## SHORT PROBLEM
All the records that follow need to be reproduced exactly. Omit the images.

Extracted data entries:

==============================

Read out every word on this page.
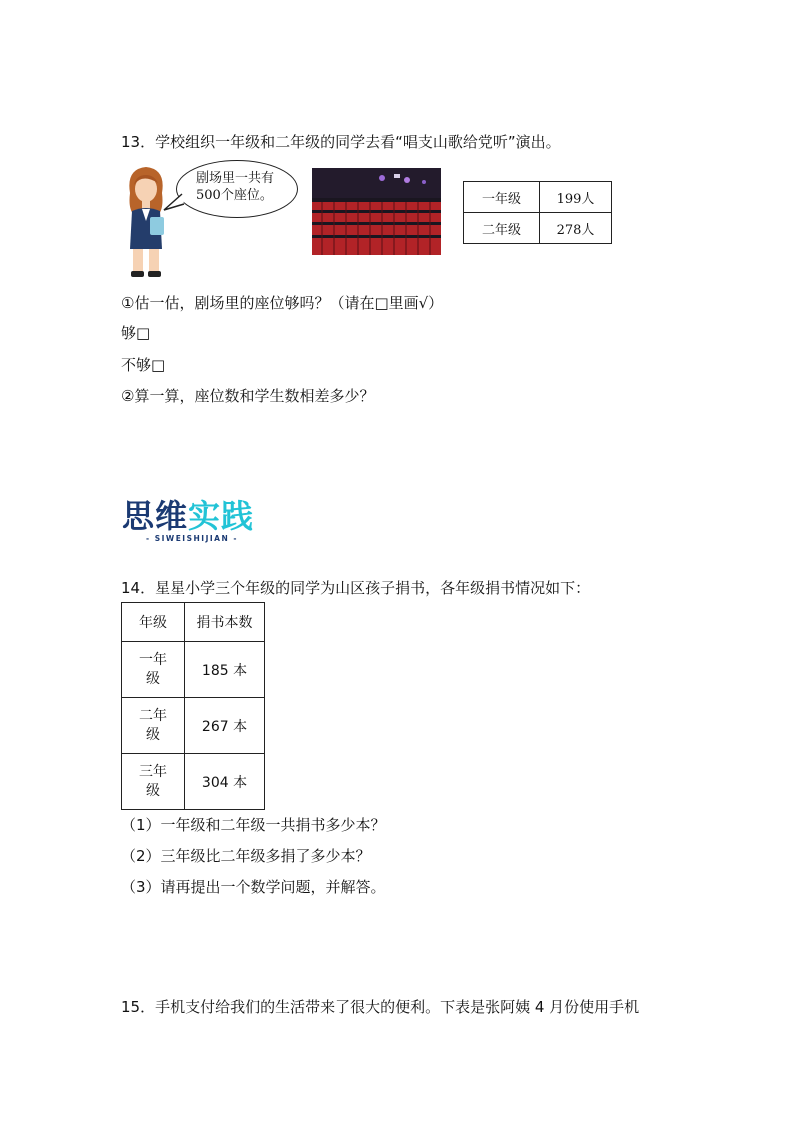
13．学校组织一年级和二年级的同学去看“唱支山歌给党听”演出。
剧场里一共有
500个座位。	一年级	199人
二年级	278人
①估一估，剧场里的座位够吗？（请在□里画√）
够□
不够□
②算一算，座位数和学生数相差多少？
思维实践
- SIWEISHIJIAN -
14．星星小学三个年级的同学为山区孩子捐书，各年级捐书情况如下：
年级	捐书本数

一年
级	185 本

二年
级	267 本

三年
级	304 本
（1）一年级和二年级一共捐书多少本？
（2）三年级比二年级多捐了多少本？
（3）请再提出一个数学问题，并解答。
15．手机支付给我们的生活带来了很大的便利。下表是张阿姨 4 月份使用手机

==============================

## EXPECTED ANSWER
Read out every word on this page.
13．学校组织一年级和二年级的同学去看“唱支山歌给党听”演出。
剧场里一共有
500个座位。	一年级	199人
二年级	278人
①估一估，剧场里的座位够吗？（请在□里画√）
够□
不够□
②算一算，座位数和学生数相差多少？
思维实践
- SIWEISHIJIAN -
14．星星小学三个年级的同学为山区孩子捐书，各年级捐书情况如下：
年级	捐书本数

一年
级	185 本

二年
级	267 本

三年
级	304 本
（1）一年级和二年级一共捐书多少本？
（2）三年级比二年级多捐了多少本？
（3）请再提出一个数学问题，并解答。
15．手机支付给我们的生活带来了很大的便利。下表是张阿姨 4 月份使用手机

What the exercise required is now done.